SUPPLIED INFORMATION
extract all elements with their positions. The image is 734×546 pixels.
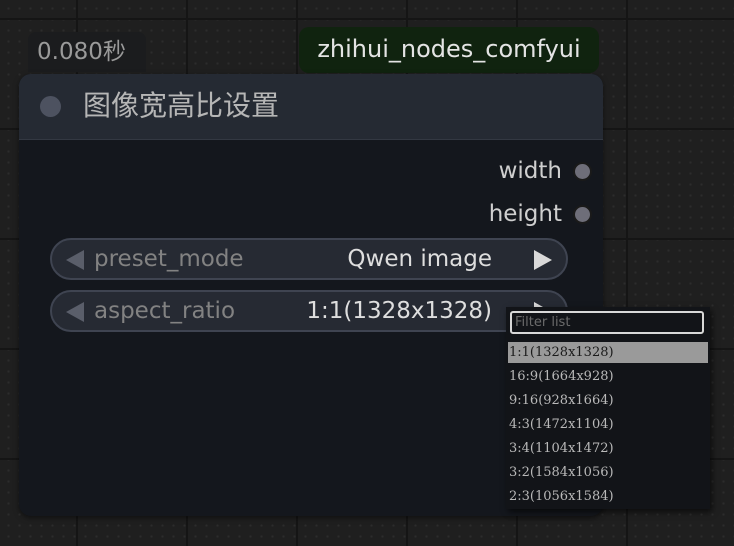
- aspect-ratio-label: aspect_ratio: [94, 298, 236, 324]
- filter-list-input[interactable]: [510, 311, 704, 334]
- arrow-right-icon[interactable]: [534, 250, 552, 270]
- dropdown-option[interactable]: 9:16(928x1664): [508, 390, 708, 411]
- output-label-height: height: [488, 201, 562, 227]
- arrow-left-icon[interactable]: [66, 250, 84, 270]
- output-slot-height-icon[interactable]: [573, 204, 592, 224]
- node-header[interactable]: 图像宽高比设置: [19, 74, 603, 140]
- preset-mode-value: Qwen image: [347, 246, 492, 272]
- output-label-width: width: [498, 158, 562, 184]
- dropdown-option[interactable]: 3:2(1584x1056): [508, 462, 708, 483]
- dropdown-option[interactable]: 1:1(1328x1328): [508, 342, 708, 363]
- preset-mode-combo[interactable]: preset_mode Qwen image: [50, 238, 568, 280]
- dropdown-option[interactable]: 4:3(1472x1104): [508, 414, 708, 435]
- output-width: width: [499, 156, 592, 186]
- output-height: height: [489, 199, 592, 229]
- arrow-left-icon[interactable]: [66, 302, 84, 322]
- collapse-toggle-icon[interactable]: [40, 96, 61, 117]
- node-title: 图像宽高比设置: [83, 89, 280, 122]
- dropdown-option[interactable]: 3:4(1104x1472): [508, 438, 708, 459]
- aspect-ratio-dropdown: 1:1(1328x1328) 16:9(1664x928) 9:16(928x1…: [506, 307, 710, 509]
- dropdown-option[interactable]: 2:3(1056x1584): [508, 486, 708, 507]
- dropdown-option[interactable]: 16:9(1664x928): [508, 366, 708, 387]
- aspect-ratio-value: 1:1(1328x1328): [306, 298, 492, 324]
- execution-time-label: 0.080秒: [28, 32, 146, 72]
- node-source-badge: zhihui_nodes_comfyui: [299, 27, 599, 73]
- preset-mode-label: preset_mode: [94, 246, 244, 272]
- dropdown-options: 1:1(1328x1328) 16:9(1664x928) 9:16(928x1…: [506, 342, 710, 510]
- aspect-ratio-combo[interactable]: aspect_ratio 1:1(1328x1328): [50, 290, 568, 332]
- output-slot-width-icon[interactable]: [573, 161, 592, 181]
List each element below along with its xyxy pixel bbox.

TASK DIRECTIONS
Rewrite the listing from the line containing "- aspect-ratio-label: aspect_ratio: [94, 298, 236, 324]" through the line containing "- arrow-left-icon[interactable]: [66, 302, 84, 322]", replacing "dropdown-option" with "menu-item" and changing nothing else. Give only those lines.

ANSWER TO THE PROBLEM
- aspect-ratio-label: aspect_ratio: [94, 298, 236, 324]
- filter-list-input[interactable]: [510, 311, 704, 334]
- arrow-right-icon[interactable]: [534, 250, 552, 270]
- menu-item[interactable]: 9:16(928x1664): [508, 390, 708, 411]
- output-label-height: height: [488, 201, 562, 227]
- arrow-left-icon[interactable]: [66, 250, 84, 270]
- output-slot-height-icon[interactable]: [573, 204, 592, 224]
- node-header[interactable]: 图像宽高比设置: [19, 74, 603, 140]
- preset-mode-value: Qwen image: [347, 246, 492, 272]
- output-label-width: width: [498, 158, 562, 184]
- menu-item[interactable]: 3:2(1584x1056): [508, 462, 708, 483]
- menu-item[interactable]: 1:1(1328x1328): [508, 342, 708, 363]
- preset-mode-combo[interactable]: preset_mode Qwen image: [50, 238, 568, 280]
- menu-item[interactable]: 4:3(1472x1104): [508, 414, 708, 435]
- output-width: width: [499, 156, 592, 186]
- output-height: height: [489, 199, 592, 229]
- arrow-left-icon[interactable]: [66, 302, 84, 322]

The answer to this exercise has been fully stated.